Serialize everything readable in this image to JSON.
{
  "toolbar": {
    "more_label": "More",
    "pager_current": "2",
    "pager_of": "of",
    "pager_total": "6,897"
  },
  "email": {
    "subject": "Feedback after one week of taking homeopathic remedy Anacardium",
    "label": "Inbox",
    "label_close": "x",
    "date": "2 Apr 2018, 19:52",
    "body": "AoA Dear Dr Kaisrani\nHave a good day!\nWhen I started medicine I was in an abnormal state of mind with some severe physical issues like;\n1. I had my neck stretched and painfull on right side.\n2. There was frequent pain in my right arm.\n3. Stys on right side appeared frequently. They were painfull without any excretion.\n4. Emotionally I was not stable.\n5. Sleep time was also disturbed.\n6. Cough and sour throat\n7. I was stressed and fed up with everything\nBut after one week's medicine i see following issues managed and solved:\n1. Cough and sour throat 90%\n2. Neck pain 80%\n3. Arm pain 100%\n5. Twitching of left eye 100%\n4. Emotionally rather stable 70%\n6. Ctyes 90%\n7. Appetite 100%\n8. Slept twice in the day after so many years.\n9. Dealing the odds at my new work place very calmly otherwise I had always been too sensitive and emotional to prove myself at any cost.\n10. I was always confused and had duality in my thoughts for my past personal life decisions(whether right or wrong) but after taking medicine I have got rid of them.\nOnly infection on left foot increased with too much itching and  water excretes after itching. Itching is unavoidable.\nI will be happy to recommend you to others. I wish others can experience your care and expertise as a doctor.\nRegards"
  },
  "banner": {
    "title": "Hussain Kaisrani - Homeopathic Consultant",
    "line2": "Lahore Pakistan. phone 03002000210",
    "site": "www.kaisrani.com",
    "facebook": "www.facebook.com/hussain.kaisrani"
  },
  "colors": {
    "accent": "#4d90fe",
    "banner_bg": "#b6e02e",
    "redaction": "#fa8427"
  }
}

····················

- Stated goal -
Write out every record shown above, word for word.

- In response -
Serialize everything readable in this image to JSON.
{
  "toolbar": {
    "more_label": "More",
    "pager_current": "2",
    "pager_of": "of",
    "pager_total": "6,897"
  },
  "email": {
    "subject": "Feedback after one week of taking homeopathic remedy Anacardium",
    "label": "Inbox",
    "label_close": "x",
    "date": "2 Apr 2018, 19:52",
    "body": "AoA Dear Dr Kaisrani\nHave a good day!\nWhen I started medicine I was in an abnormal state of mind with some severe physical issues like;\n1. I had my neck stretched and painfull on right side.\n2. There was frequent pain in my right arm.\n3. Stys on right side appeared frequently. They were painfull without any excretion.\n4. Emotionally I was not stable.\n5. Sleep time was also disturbed.\n6. Cough and sour throat\n7. I was stressed and fed up with everything\nBut after one week's medicine i see following issues managed and solved:\n1. Cough and sour throat 90%\n2. Neck pain 80%\n3. Arm pain 100%\n5. Twitching of left eye 100%\n4. Emotionally rather stable 70%\n6. Ctyes 90%\n7. Appetite 100%\n8. Slept twice in the day after so many years.\n9. Dealing the odds at my new work place very calmly otherwise I had always been too sensitive and emotional to prove myself at any cost.\n10. I was always confused and had duality in my thoughts for my past personal life decisions(whether right or wrong) but after taking medicine I have got rid of them.\nOnly infection on left foot increased with too much itching and  water excretes after itching. Itching is unavoidable.\nI will be happy to recommend you to others. I wish others can experience your care and expertise as a doctor.\nRegards"
  },
  "banner": {
    "title": "Hussain Kaisrani - Homeopathic Consultant",
    "line2": "Lahore Pakistan. phone 03002000210",
    "site": "www.kaisrani.com",
    "facebook": "www.facebook.com/hussain.kaisrani"
  },
  "colors": {
    "accent": "#4d90fe",
    "banner_bg": "#b6e02e",
    "redaction": "#fa8427"
  }
}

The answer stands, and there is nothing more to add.